[Directions] Track down the lines that contain "materials" and copy them.

Records from a collection of figures:
========================================================================

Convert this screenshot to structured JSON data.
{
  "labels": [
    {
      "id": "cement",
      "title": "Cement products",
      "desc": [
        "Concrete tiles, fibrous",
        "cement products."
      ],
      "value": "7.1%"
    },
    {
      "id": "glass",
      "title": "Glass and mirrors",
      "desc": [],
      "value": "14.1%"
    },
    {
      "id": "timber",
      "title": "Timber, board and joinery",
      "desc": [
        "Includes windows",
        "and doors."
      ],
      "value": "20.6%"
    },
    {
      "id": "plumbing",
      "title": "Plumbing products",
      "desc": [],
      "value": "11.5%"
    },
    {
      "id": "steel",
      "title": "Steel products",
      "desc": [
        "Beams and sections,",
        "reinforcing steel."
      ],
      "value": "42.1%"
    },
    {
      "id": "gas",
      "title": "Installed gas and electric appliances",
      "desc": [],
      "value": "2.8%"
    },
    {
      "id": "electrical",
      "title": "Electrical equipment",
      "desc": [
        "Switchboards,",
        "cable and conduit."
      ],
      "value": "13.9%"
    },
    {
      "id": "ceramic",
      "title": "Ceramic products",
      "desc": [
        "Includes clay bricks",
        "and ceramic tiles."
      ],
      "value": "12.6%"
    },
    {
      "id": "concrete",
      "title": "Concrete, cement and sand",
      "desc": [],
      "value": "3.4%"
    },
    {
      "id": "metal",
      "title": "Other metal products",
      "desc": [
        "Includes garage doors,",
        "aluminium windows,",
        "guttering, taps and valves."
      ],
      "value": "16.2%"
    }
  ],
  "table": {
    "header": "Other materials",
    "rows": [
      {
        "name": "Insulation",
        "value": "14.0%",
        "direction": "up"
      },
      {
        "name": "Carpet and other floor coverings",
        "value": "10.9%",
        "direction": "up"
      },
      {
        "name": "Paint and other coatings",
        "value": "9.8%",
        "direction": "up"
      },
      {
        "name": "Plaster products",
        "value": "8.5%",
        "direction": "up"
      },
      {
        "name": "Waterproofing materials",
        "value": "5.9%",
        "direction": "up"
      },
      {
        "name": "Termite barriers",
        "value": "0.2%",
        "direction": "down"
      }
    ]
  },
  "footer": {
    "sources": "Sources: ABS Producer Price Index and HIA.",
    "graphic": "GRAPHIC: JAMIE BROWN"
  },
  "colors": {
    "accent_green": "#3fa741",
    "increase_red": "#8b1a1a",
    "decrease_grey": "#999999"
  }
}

========================================================================

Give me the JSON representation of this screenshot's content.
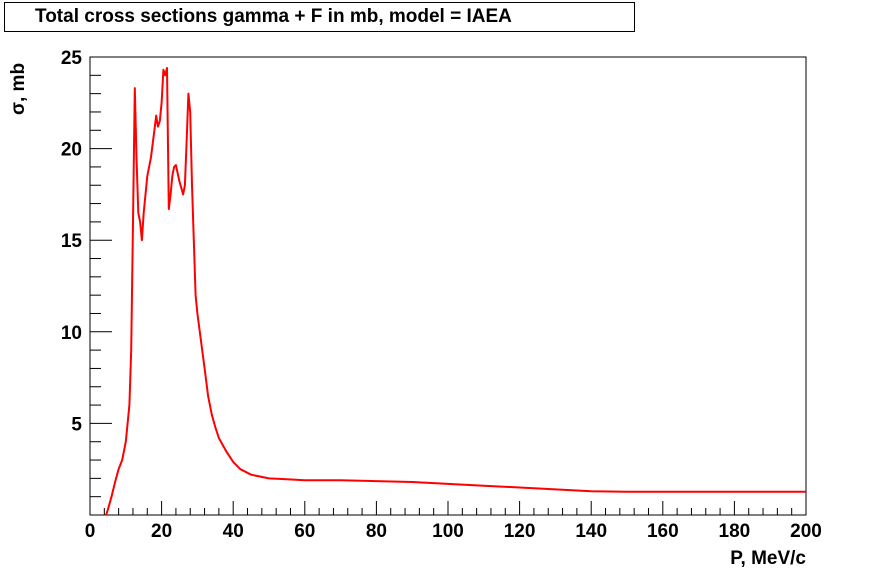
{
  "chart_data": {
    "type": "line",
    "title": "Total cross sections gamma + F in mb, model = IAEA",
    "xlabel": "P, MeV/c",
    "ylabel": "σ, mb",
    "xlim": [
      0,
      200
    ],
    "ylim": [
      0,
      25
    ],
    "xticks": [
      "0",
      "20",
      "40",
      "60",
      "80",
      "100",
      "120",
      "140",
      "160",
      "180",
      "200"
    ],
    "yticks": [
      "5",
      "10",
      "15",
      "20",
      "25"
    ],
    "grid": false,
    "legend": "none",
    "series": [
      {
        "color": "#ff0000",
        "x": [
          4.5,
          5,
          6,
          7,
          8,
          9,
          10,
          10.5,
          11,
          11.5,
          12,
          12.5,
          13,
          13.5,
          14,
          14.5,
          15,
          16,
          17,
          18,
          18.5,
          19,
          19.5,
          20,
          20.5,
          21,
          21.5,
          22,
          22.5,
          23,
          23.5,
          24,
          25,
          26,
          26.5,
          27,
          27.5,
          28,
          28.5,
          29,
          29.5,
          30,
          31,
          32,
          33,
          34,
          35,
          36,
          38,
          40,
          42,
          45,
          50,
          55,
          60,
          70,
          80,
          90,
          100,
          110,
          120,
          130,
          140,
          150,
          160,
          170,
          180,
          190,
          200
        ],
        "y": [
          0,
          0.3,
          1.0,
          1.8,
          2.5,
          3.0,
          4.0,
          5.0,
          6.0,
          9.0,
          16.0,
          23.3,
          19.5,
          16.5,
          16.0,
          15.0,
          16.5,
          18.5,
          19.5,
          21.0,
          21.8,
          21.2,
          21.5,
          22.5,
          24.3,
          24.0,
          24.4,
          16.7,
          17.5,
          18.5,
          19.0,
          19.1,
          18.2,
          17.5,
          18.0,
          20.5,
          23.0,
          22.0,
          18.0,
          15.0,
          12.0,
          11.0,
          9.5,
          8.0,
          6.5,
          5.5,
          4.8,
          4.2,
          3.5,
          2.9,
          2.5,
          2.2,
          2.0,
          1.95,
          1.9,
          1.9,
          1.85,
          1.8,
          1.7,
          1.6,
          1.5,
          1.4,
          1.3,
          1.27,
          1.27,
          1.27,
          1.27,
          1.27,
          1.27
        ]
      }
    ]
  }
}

========================================================================

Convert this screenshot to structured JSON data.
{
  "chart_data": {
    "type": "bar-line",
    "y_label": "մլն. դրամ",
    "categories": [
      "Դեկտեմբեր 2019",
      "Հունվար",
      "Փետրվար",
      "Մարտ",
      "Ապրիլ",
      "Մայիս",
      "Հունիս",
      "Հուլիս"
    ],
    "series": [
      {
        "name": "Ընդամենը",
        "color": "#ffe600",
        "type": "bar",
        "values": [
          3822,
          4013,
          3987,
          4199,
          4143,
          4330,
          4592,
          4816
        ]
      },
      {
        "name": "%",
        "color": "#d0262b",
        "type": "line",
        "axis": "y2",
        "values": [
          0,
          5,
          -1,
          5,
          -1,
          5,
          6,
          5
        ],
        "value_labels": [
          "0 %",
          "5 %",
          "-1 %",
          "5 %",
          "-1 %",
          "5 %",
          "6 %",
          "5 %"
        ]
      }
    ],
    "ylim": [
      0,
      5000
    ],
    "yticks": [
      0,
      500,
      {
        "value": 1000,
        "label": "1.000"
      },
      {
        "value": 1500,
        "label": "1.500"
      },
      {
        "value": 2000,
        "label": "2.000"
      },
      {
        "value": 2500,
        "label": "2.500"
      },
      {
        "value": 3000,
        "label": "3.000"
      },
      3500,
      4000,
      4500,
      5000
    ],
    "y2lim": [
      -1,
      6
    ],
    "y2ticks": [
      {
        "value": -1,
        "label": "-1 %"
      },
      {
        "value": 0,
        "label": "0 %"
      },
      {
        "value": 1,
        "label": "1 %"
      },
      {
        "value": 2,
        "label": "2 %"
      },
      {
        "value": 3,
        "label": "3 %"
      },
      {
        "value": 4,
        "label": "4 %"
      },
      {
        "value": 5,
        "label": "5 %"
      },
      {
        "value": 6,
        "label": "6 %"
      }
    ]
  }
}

========================================================================

[Result of this task]
    "header": "Other materials",
        "name": "Waterproofing materials",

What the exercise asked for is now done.